* Exercise
Provide only the number of lines in the data below that contain the word "condition".

* Material to process
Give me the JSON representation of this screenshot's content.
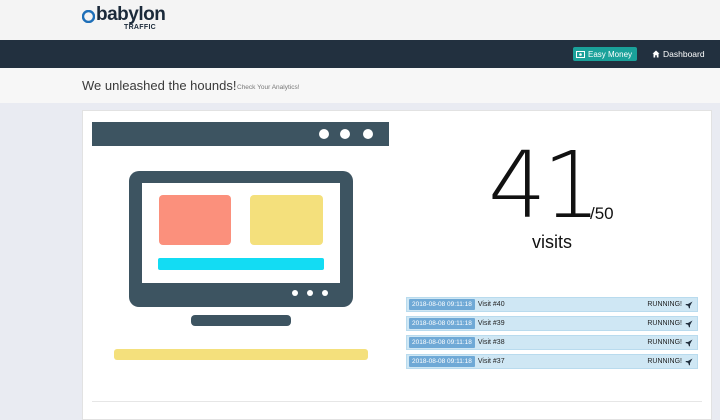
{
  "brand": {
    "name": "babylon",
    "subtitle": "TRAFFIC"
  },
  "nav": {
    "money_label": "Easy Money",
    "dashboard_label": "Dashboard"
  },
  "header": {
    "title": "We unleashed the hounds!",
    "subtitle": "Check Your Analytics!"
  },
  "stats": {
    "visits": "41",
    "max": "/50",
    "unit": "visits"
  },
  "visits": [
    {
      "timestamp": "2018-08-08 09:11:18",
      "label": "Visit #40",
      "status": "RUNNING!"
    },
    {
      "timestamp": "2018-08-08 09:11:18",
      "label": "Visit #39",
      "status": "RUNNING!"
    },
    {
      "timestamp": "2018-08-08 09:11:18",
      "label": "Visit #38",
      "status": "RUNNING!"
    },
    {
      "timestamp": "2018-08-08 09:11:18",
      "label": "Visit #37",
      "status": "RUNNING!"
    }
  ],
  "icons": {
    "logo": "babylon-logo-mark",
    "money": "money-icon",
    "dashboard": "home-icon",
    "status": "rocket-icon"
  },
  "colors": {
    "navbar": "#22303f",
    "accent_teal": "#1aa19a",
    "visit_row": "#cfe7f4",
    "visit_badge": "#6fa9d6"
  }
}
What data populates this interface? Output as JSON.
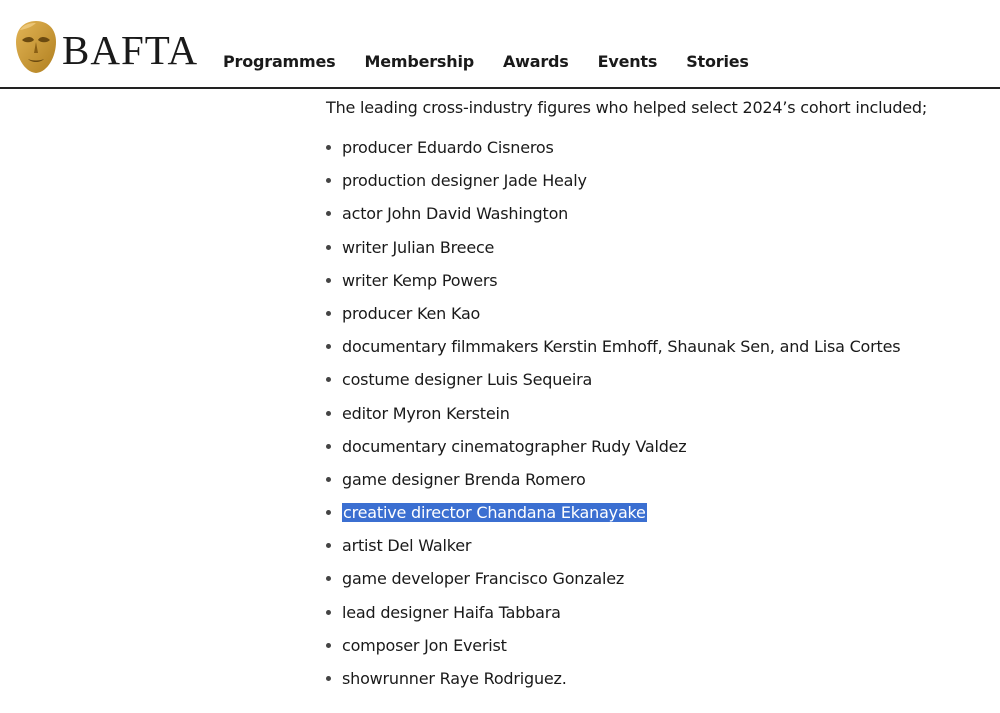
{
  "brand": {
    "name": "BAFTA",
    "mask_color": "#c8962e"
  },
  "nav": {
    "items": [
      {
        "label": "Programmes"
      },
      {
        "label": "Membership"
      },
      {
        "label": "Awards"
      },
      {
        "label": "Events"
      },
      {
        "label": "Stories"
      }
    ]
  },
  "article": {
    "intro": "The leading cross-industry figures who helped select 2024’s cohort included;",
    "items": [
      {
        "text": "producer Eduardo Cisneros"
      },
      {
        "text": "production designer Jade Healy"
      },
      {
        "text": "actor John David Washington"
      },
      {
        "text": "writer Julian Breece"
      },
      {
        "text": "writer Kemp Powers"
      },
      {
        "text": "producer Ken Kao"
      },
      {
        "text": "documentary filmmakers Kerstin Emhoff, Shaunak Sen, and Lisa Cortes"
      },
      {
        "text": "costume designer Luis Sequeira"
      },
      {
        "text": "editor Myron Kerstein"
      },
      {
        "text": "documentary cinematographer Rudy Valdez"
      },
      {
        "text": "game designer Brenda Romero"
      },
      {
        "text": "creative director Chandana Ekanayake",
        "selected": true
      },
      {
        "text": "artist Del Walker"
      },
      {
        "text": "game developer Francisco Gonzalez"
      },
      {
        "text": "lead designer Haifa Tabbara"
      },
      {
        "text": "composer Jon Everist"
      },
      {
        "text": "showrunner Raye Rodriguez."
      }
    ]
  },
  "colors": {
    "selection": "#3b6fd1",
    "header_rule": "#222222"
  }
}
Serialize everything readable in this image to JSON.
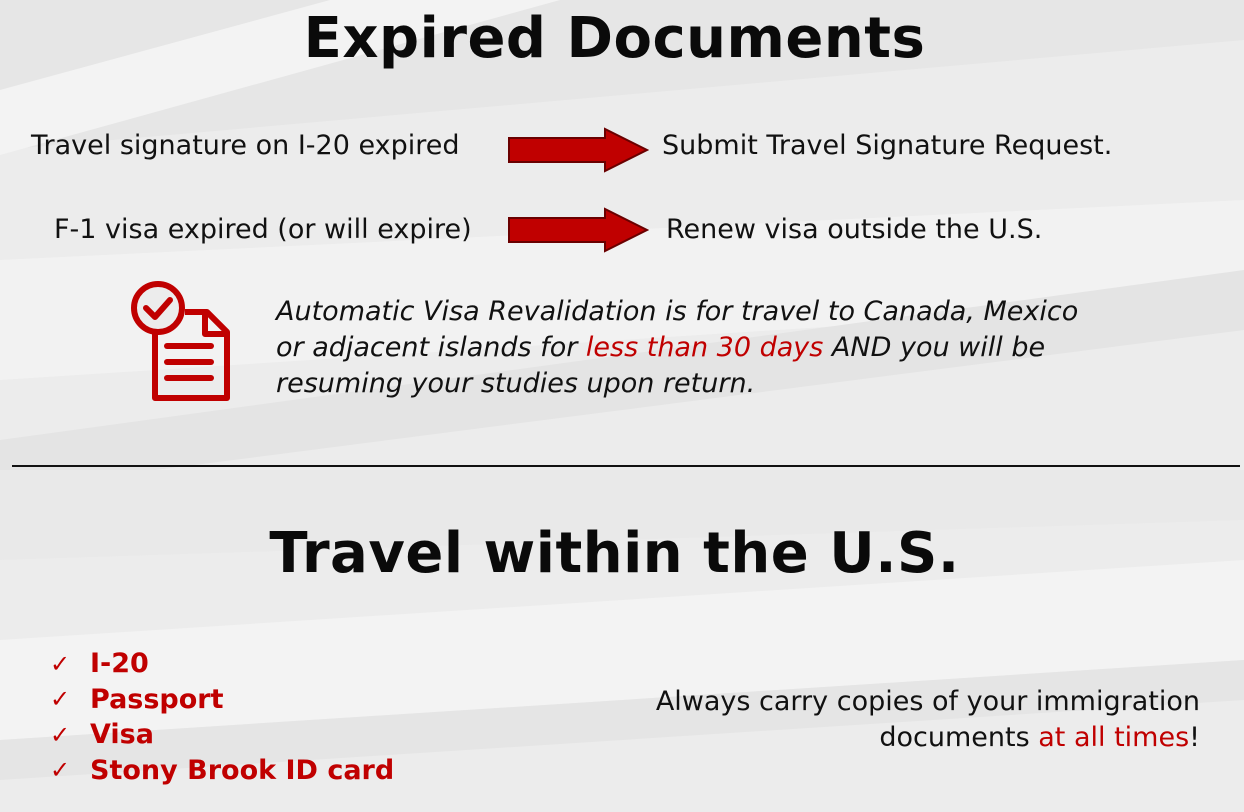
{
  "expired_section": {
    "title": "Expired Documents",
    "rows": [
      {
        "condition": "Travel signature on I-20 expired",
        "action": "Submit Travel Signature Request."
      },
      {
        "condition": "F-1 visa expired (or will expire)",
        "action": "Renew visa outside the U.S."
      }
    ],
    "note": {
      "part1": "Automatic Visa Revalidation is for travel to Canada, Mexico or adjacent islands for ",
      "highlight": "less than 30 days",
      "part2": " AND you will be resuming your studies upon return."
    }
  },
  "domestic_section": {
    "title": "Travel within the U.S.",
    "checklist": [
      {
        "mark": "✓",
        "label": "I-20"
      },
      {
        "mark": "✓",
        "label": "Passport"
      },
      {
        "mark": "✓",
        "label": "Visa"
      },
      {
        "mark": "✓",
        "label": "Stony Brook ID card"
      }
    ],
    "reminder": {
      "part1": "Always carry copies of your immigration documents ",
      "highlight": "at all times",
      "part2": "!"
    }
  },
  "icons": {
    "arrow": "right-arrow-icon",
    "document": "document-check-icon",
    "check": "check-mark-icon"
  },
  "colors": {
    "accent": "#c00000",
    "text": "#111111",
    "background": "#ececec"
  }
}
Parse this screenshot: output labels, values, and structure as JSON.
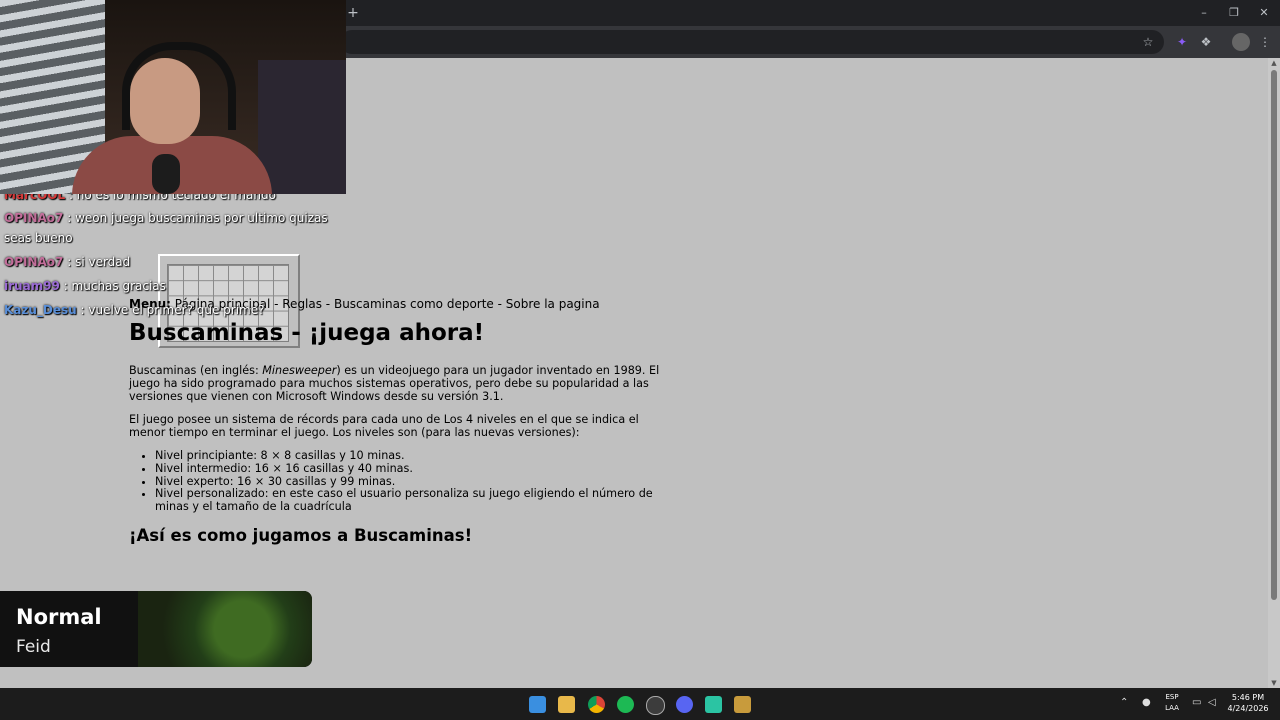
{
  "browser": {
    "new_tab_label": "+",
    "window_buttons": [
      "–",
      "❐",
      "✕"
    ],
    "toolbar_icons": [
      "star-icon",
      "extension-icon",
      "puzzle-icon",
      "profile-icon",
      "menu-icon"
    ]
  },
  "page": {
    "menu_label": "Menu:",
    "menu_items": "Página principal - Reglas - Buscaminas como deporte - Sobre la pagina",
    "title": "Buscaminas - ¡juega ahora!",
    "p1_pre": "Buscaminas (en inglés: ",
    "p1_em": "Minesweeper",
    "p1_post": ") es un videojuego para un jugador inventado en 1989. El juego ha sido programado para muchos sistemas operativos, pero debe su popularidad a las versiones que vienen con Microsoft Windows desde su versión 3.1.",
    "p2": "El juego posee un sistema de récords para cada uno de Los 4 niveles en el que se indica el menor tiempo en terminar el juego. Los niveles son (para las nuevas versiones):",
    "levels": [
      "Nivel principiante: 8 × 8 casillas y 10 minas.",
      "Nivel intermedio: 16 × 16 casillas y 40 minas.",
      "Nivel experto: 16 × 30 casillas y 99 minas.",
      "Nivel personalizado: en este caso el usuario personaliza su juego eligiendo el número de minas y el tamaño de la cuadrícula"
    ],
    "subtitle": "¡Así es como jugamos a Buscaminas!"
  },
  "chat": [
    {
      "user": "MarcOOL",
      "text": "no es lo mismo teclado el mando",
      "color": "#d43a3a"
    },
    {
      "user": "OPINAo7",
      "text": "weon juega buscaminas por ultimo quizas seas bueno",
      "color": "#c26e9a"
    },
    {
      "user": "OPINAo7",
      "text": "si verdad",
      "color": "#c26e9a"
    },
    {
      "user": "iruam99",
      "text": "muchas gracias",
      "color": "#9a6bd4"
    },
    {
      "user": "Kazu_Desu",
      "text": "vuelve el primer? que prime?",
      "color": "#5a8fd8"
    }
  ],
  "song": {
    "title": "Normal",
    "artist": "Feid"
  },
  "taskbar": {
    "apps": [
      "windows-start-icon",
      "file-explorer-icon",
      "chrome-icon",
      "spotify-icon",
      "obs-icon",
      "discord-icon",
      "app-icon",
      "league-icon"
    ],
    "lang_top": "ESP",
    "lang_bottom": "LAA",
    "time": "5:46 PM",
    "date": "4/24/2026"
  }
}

* Result of this task
2